Problem details:
Format the lines from the start of the records through the line containing "table-cell[interactable]: 469.00 —" as a JSON list of strings, with one string for each line and blank lines left out.

Available records:
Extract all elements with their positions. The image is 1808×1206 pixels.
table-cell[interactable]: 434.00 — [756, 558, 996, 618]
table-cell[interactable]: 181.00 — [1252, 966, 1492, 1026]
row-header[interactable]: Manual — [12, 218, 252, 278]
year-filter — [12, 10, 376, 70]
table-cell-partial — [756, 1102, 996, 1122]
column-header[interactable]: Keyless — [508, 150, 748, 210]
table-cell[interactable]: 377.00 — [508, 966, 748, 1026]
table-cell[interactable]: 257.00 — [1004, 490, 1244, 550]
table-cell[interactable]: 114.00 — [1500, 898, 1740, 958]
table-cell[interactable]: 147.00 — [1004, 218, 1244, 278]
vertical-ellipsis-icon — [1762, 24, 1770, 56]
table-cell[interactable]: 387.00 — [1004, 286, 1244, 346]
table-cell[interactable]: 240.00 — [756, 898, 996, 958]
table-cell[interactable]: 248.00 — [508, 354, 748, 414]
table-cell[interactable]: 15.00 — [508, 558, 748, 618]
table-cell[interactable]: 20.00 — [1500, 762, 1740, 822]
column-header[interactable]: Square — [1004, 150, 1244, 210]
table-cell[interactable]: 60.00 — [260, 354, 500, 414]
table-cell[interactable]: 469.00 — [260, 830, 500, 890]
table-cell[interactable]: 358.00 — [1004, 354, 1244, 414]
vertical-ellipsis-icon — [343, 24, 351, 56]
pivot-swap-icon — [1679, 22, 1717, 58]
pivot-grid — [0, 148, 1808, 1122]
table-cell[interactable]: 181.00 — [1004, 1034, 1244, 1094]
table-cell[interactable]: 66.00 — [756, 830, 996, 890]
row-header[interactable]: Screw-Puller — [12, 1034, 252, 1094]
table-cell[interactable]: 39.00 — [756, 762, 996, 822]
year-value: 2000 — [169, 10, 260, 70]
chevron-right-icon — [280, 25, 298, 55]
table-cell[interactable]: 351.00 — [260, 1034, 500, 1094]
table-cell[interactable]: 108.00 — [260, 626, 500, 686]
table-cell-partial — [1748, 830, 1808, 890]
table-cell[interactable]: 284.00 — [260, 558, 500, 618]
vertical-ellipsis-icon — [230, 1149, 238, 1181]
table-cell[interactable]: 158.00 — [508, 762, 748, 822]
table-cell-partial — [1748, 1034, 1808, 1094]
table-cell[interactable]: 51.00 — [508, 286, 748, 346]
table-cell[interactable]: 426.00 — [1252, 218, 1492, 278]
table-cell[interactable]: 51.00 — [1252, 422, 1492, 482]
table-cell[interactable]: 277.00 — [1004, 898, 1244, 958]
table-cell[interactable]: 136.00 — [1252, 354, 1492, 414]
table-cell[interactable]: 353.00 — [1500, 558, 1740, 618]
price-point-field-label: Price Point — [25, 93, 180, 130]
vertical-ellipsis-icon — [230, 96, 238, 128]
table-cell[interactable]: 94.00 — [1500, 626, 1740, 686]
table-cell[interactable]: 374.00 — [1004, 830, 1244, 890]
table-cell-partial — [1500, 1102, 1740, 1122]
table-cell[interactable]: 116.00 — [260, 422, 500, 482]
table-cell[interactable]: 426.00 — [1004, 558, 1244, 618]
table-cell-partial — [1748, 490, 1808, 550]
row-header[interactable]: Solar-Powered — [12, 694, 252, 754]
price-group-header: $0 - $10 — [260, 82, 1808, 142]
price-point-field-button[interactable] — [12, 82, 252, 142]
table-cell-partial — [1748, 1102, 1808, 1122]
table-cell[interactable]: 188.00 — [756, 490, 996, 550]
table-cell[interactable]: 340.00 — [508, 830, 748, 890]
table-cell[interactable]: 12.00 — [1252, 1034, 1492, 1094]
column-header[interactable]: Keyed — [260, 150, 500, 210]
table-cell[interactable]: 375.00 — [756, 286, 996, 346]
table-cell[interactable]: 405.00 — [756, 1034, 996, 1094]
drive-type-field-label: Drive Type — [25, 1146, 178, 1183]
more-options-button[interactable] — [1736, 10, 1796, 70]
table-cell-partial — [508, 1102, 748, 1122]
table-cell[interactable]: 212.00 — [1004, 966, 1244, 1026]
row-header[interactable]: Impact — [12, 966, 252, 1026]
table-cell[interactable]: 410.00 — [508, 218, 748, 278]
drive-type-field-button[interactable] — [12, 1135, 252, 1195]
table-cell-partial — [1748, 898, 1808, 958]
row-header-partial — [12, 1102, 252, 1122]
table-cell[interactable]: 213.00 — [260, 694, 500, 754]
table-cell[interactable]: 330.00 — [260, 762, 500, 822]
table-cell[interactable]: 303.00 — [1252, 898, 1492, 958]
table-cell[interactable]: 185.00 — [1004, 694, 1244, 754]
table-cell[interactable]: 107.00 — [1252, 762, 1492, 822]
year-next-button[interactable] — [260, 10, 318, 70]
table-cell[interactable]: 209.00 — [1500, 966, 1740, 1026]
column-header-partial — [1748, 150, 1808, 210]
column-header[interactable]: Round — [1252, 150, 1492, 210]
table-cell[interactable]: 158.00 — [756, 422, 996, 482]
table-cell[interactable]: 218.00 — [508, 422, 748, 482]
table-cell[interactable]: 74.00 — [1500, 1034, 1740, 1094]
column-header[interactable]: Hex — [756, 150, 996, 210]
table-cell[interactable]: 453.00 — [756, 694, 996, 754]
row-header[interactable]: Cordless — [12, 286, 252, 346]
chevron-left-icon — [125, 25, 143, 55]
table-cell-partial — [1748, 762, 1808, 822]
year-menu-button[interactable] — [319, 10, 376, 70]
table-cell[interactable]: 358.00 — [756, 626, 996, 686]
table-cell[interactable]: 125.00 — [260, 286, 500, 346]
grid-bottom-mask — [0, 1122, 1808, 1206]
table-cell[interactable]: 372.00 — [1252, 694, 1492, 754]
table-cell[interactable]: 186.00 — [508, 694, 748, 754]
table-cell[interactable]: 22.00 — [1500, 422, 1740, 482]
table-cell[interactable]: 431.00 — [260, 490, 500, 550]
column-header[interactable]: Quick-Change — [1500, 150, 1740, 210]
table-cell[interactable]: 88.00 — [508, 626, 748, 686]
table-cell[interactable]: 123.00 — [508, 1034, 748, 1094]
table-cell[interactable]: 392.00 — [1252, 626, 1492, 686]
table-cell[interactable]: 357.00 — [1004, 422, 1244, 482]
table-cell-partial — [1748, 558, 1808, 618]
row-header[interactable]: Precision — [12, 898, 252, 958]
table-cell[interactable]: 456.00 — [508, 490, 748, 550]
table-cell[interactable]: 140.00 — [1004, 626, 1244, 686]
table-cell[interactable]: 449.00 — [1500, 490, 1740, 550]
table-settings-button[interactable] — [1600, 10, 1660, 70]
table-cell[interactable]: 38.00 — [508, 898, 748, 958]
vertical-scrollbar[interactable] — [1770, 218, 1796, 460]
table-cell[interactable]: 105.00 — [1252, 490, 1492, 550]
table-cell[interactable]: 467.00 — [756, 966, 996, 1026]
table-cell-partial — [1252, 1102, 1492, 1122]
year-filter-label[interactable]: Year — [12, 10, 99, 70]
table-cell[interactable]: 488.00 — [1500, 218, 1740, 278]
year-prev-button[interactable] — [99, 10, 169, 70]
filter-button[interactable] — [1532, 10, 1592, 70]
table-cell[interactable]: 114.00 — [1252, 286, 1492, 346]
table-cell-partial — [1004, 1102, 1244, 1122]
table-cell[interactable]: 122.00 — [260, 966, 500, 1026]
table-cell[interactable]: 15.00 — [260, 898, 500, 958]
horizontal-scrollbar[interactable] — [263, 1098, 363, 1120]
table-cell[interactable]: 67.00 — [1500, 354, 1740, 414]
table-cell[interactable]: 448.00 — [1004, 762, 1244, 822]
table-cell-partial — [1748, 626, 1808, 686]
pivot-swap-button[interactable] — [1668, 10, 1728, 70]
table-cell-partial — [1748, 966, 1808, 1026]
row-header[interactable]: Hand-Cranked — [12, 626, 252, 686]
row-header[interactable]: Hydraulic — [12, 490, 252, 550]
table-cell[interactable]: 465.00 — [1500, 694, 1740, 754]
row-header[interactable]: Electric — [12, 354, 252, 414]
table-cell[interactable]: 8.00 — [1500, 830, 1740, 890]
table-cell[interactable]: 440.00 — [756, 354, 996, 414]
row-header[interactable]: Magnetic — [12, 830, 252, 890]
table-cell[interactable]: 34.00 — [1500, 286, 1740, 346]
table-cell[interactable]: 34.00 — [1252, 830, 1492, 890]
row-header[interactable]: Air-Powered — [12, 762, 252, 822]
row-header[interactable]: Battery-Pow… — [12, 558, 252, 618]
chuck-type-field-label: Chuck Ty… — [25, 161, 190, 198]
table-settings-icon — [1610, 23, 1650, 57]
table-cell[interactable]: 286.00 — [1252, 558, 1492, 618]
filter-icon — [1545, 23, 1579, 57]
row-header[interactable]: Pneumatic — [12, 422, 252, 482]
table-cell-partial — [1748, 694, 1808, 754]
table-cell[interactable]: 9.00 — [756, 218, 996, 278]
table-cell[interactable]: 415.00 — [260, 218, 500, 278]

Reply to the exercise:
[
  "Extract all elements with their positions. The image is 1808×1206 pixels.",
  "table-cell[interactable]: 434.00 — [756, 558, 996, 618]",
  "table-cell[interactable]: 181.00 — [1252, 966, 1492, 1026]",
  "row-header[interactable]: Manual — [12, 218, 252, 278]",
  "year-filter — [12, 10, 376, 70]",
  "table-cell-partial — [756, 1102, 996, 1122]",
  "column-header[interactable]: Keyless — [508, 150, 748, 210]",
  "table-cell[interactable]: 377.00 — [508, 966, 748, 1026]",
  "table-cell[interactable]: 257.00 — [1004, 490, 1244, 550]",
  "table-cell[interactable]: 114.00 — [1500, 898, 1740, 958]",
  "table-cell[interactable]: 147.00 — [1004, 218, 1244, 278]",
  "vertical-ellipsis-icon — [1762, 24, 1770, 56]",
  "table-cell[interactable]: 387.00 — [1004, 286, 1244, 346]",
  "table-cell[interactable]: 240.00 — [756, 898, 996, 958]",
  "table-cell[interactable]: 248.00 — [508, 354, 748, 414]",
  "table-cell[interactable]: 15.00 — [508, 558, 748, 618]",
  "table-cell[interactable]: 20.00 — [1500, 762, 1740, 822]",
  "column-header[interactable]: Square — [1004, 150, 1244, 210]",
  "table-cell[interactable]: 60.00 — [260, 354, 500, 414]",
  "table-cell[interactable]: 469.00 — [260, 830, 500, 890]"
]